-- EXERCISE AIM --
Scan the entries below and extract each line with the word "from" in it.

-- MATERIAL TO PROCESS --
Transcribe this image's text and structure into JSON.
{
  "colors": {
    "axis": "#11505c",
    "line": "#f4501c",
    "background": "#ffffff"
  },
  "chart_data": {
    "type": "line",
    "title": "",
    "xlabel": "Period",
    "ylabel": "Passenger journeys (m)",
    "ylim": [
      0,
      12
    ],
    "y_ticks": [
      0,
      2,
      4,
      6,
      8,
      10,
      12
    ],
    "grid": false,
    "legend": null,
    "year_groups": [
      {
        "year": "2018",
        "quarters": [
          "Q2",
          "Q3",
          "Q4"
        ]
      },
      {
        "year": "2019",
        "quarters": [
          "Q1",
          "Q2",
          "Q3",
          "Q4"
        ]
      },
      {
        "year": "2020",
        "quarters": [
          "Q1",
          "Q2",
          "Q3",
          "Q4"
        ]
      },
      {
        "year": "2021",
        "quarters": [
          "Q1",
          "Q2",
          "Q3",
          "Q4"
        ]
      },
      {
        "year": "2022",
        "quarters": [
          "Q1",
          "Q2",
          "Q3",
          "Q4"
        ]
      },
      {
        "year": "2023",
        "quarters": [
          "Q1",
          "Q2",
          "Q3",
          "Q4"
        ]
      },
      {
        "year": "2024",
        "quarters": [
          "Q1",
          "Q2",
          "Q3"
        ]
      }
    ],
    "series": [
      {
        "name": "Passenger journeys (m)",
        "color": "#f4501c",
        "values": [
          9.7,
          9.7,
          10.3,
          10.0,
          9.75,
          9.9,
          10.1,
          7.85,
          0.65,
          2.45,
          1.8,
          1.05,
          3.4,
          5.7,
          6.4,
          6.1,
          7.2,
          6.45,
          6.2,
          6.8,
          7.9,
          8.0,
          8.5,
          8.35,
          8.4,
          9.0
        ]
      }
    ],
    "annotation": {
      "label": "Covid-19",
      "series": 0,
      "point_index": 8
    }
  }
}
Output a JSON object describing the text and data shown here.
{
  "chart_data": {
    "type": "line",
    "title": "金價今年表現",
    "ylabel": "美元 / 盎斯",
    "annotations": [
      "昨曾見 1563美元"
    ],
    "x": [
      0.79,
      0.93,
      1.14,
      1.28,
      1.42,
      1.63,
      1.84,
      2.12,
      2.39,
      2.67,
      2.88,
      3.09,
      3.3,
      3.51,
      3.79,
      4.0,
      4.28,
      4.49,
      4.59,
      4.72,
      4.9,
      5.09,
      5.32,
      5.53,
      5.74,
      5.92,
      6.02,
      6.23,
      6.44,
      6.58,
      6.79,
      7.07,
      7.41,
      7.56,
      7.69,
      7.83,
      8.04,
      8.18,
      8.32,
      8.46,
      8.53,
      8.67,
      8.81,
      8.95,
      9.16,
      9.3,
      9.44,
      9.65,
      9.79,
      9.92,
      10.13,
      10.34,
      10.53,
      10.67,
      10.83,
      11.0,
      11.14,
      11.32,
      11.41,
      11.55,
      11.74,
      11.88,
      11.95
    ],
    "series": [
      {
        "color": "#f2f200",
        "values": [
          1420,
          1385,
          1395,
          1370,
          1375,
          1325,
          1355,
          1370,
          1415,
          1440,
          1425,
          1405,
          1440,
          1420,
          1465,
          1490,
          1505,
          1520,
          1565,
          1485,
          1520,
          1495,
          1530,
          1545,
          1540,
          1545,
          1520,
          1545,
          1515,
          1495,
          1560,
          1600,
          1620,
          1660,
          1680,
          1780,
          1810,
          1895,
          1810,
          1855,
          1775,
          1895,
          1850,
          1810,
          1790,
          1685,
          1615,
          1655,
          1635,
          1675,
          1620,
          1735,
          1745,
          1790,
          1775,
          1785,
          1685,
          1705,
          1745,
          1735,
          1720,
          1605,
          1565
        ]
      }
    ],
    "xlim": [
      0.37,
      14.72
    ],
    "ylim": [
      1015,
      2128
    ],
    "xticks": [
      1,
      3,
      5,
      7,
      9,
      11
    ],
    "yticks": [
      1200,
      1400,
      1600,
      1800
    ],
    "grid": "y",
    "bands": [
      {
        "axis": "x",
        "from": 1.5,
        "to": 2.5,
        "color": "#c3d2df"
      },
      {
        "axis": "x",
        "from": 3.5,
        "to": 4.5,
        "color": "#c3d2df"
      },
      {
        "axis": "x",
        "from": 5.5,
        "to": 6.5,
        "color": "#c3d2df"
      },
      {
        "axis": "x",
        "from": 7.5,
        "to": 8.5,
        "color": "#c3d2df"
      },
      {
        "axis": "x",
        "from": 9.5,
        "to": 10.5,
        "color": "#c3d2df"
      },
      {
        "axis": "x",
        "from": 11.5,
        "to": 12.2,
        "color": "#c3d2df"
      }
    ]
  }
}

-- COMPLETED EXERCISE --
        "from": 1.5,
        "from": 3.5,
        "from": 5.5,
        "from": 7.5,
        "from": 9.5,
        "from": 11.5,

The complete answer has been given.